§ Exercise details
Restate the records in their entirety, word for word.

§ Provided material
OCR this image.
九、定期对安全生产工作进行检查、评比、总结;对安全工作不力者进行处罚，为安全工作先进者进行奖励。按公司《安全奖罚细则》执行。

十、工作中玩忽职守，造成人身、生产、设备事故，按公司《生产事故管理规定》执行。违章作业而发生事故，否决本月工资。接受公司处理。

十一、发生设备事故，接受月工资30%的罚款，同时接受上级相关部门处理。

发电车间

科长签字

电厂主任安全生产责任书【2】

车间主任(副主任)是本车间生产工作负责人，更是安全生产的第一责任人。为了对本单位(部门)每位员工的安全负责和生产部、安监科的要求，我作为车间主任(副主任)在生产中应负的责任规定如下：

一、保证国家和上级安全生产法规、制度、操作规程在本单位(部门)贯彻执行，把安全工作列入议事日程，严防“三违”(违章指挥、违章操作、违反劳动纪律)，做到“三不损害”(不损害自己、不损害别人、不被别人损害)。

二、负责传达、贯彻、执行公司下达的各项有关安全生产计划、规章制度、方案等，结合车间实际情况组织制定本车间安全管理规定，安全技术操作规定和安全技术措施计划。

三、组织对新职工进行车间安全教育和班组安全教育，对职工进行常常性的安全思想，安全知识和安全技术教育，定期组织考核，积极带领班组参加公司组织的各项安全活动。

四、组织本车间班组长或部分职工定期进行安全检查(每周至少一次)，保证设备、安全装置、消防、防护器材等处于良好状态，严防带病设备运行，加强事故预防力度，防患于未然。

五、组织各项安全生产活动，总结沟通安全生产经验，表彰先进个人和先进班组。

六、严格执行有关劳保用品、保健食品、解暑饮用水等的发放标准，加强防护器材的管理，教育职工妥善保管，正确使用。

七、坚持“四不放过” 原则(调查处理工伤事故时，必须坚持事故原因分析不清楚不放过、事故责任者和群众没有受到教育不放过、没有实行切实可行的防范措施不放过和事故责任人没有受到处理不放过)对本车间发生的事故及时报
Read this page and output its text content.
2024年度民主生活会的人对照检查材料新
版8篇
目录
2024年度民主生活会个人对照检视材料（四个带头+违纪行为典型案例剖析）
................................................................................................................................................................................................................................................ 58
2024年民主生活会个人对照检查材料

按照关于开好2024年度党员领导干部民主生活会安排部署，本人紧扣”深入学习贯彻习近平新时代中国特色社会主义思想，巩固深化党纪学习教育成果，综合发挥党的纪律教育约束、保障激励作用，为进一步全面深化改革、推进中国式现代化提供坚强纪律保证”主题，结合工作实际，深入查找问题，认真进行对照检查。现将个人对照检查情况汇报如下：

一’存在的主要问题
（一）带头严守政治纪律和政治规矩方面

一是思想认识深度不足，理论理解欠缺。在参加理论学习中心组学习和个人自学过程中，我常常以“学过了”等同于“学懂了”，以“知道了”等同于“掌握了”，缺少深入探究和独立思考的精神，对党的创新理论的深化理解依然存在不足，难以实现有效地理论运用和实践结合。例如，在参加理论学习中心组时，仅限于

§ Solution to this problem
OCR this image.
九、定期对安全生产工作进行检查、评比、总结;对安全工作不力者进行处罚，为安全工作先进者进行奖励。按公司《安全奖罚细则》执行。

十、工作中玩忽职守，造成人身、生产、设备事故，按公司《生产事故管理规定》执行。违章作业而发生事故，否决本月工资。接受公司处理。

十一、发生设备事故，接受月工资30%的罚款，同时接受上级相关部门处理。

发电车间

科长签字

电厂主任安全生产责任书【2】

车间主任(副主任)是本车间生产工作负责人，更是安全生产的第一责任人。为了对本单位(部门)每位员工的安全负责和生产部、安监科的要求，我作为车间主任(副主任)在生产中应负的责任规定如下：

一、保证国家和上级安全生产法规、制度、操作规程在本单位(部门)贯彻执行，把安全工作列入议事日程，严防“三违”(违章指挥、违章操作、违反劳动纪律)，做到“三不损害”(不损害自己、不损害别人、不被别人损害)。

二、负责传达、贯彻、执行公司下达的各项有关安全生产计划、规章制度、方案等，结合车间实际情况组织制定本车间安全管理规定，安全技术操作规定和安全技术措施计划。

三、组织对新职工进行车间安全教育和班组安全教育，对职工进行常常性的安全思想，安全知识和安全技术教育，定期组织考核，积极带领班组参加公司组织的各项安全活动。

四、组织本车间班组长或部分职工定期进行安全检查(每周至少一次)，保证设备、安全装置、消防、防护器材等处于良好状态，严防带病设备运行，加强事故预防力度，防患于未然。

五、组织各项安全生产活动，总结沟通安全生产经验，表彰先进个人和先进班组。

六、严格执行有关劳保用品、保健食品、解暑饮用水等的发放标准，加强防护器材的管理，教育职工妥善保管，正确使用。

七、坚持“四不放过” 原则(调查处理工伤事故时，必须坚持事故原因分析不清楚不放过、事故责任者和群众没有受到教育不放过、没有实行切实可行的防范措施不放过和事故责任人没有受到处理不放过)对本车间发生的事故及时报
Read this page and output its text content.
2024年度民主生活会的人对照检查材料新
版8篇
目录
2024年度民主生活会个人对照检视材料（四个带头+违纪行为典型案例剖析）
................................................................................................................................................................................................................................................ 58
2024年民主生活会个人对照检查材料

按照关于开好2024年度党员领导干部民主生活会安排部署，本人紧扣”深入学习贯彻习近平新时代中国特色社会主义思想，巩固深化党纪学习教育成果，综合发挥党的纪律教育约束、保障激励作用，为进一步全面深化改革、推进中国式现代化提供坚强纪律保证”主题，结合工作实际，深入查找问题，认真进行对照检查。现将个人对照检查情况汇报如下：

一’存在的主要问题
（一）带头严守政治纪律和政治规矩方面

一是思想认识深度不足，理论理解欠缺。在参加理论学习中心组学习和个人自学过程中，我常常以“学过了”等同于“学懂了”，以“知道了”等同于“掌握了”，缺少深入探究和独立思考的精神，对党的创新理论的深化理解依然存在不足，难以实现有效地理论运用和实践结合。例如，在参加理论学习中心组时，仅限于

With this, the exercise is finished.